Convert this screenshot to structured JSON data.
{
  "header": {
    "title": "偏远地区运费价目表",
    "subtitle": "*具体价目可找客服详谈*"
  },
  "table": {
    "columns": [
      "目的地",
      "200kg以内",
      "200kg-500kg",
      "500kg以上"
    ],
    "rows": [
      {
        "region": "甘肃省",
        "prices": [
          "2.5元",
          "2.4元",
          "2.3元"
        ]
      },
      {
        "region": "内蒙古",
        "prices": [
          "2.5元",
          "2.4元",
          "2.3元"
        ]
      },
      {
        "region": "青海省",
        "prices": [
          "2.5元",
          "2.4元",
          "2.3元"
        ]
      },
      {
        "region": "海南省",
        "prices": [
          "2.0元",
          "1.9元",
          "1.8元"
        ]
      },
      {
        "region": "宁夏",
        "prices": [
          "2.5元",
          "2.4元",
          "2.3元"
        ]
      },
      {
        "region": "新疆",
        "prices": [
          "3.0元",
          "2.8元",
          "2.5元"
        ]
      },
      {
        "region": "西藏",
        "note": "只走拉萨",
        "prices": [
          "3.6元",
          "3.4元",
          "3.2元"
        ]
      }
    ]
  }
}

### Written request
Collect each line of the entries that has the word "region", copying it in full.

### Answer to this problem
        "region": "甘肃省",
        "region": "内蒙古",
        "region": "青海省",
        "region": "海南省",
        "region": "宁夏",
        "region": "新疆",
        "region": "西藏",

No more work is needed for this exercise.